* _Short exercise_: Please write out the material that follows, exactly as it stands.

* _Data shown_:
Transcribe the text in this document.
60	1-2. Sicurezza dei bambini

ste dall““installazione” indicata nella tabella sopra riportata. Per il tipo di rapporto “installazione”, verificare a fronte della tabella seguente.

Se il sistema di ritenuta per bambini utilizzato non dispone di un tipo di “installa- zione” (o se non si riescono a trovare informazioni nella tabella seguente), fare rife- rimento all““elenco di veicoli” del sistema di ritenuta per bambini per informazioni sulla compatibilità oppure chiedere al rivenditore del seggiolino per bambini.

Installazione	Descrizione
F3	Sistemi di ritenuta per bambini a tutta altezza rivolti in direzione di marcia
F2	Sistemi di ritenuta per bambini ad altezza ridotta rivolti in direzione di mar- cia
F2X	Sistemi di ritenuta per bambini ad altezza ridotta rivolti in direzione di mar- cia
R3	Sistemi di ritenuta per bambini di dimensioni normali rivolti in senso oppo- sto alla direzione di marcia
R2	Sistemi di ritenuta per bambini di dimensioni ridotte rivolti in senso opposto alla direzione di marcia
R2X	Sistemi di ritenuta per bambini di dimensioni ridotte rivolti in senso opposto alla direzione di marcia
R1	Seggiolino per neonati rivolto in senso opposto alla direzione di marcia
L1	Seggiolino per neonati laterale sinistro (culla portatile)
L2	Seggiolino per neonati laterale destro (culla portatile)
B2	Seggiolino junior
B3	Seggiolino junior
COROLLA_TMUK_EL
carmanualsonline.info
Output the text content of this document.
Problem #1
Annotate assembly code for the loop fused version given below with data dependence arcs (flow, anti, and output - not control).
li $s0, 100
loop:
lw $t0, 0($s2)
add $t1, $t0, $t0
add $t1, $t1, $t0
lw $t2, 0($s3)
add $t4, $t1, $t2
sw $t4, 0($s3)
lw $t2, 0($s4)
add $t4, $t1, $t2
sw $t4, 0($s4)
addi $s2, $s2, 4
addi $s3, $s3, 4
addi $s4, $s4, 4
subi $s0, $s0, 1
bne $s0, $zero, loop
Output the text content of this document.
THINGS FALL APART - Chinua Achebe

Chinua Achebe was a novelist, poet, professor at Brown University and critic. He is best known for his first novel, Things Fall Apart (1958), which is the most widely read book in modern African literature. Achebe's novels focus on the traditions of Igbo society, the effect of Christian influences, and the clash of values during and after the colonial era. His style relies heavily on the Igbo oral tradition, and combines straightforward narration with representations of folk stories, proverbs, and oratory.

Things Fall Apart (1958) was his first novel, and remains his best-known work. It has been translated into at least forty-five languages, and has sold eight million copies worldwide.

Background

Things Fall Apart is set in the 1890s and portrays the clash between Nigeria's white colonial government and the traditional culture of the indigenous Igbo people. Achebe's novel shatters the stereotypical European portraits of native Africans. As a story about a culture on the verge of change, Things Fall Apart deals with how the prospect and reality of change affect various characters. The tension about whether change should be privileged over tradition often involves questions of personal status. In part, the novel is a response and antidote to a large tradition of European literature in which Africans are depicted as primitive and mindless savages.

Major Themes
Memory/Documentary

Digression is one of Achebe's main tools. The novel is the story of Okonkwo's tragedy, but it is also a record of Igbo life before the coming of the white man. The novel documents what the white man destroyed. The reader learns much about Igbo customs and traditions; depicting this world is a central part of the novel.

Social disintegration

* _The response_:
Transcribe the text in this document.
60	1-2. Sicurezza dei bambini

ste dall““installazione” indicata nella tabella sopra riportata. Per il tipo di rapporto “installazione”, verificare a fronte della tabella seguente.

Se il sistema di ritenuta per bambini utilizzato non dispone di un tipo di “installa- zione” (o se non si riescono a trovare informazioni nella tabella seguente), fare rife- rimento all““elenco di veicoli” del sistema di ritenuta per bambini per informazioni sulla compatibilità oppure chiedere al rivenditore del seggiolino per bambini.

Installazione	Descrizione
F3	Sistemi di ritenuta per bambini a tutta altezza rivolti in direzione di marcia
F2	Sistemi di ritenuta per bambini ad altezza ridotta rivolti in direzione di mar- cia
F2X	Sistemi di ritenuta per bambini ad altezza ridotta rivolti in direzione di mar- cia
R3	Sistemi di ritenuta per bambini di dimensioni normali rivolti in senso oppo- sto alla direzione di marcia
R2	Sistemi di ritenuta per bambini di dimensioni ridotte rivolti in senso opposto alla direzione di marcia
R2X	Sistemi di ritenuta per bambini di dimensioni ridotte rivolti in senso opposto alla direzione di marcia
R1	Seggiolino per neonati rivolto in senso opposto alla direzione di marcia
L1	Seggiolino per neonati laterale sinistro (culla portatile)
L2	Seggiolino per neonati laterale destro (culla portatile)
B2	Seggiolino junior
B3	Seggiolino junior
COROLLA_TMUK_EL
carmanualsonline.info
Output the text content of this document.
Problem #1
Annotate assembly code for the loop fused version given below with data dependence arcs (flow, anti, and output - not control).
li $s0, 100
loop:
lw $t0, 0($s2)
add $t1, $t0, $t0
add $t1, $t1, $t0
lw $t2, 0($s3)
add $t4, $t1, $t2
sw $t4, 0($s3)
lw $t2, 0($s4)
add $t4, $t1, $t2
sw $t4, 0($s4)
addi $s2, $s2, 4
addi $s3, $s3, 4
addi $s4, $s4, 4
subi $s0, $s0, 1
bne $s0, $zero, loop
Output the text content of this document.
THINGS FALL APART - Chinua Achebe

Chinua Achebe was a novelist, poet, professor at Brown University and critic. He is best known for his first novel, Things Fall Apart (1958), which is the most widely read book in modern African literature. Achebe's novels focus on the traditions of Igbo society, the effect of Christian influences, and the clash of values during and after the colonial era. His style relies heavily on the Igbo oral tradition, and combines straightforward narration with representations of folk stories, proverbs, and oratory.

Things Fall Apart (1958) was his first novel, and remains his best-known work. It has been translated into at least forty-five languages, and has sold eight million copies worldwide.

Background

Things Fall Apart is set in the 1890s and portrays the clash between Nigeria's white colonial government and the traditional culture of the indigenous Igbo people. Achebe's novel shatters the stereotypical European portraits of native Africans. As a story about a culture on the verge of change, Things Fall Apart deals with how the prospect and reality of change affect various characters. The tension about whether change should be privileged over tradition often involves questions of personal status. In part, the novel is a response and antidote to a large tradition of European literature in which Africans are depicted as primitive and mindless savages.

Major Themes
Memory/Documentary

Digression is one of Achebe's main tools. The novel is the story of Okonkwo's tragedy, but it is also a record of Igbo life before the coming of the white man. The novel documents what the white man destroyed. The reader learns much about Igbo customs and traditions; depicting this world is a central part of the novel.

Social disintegration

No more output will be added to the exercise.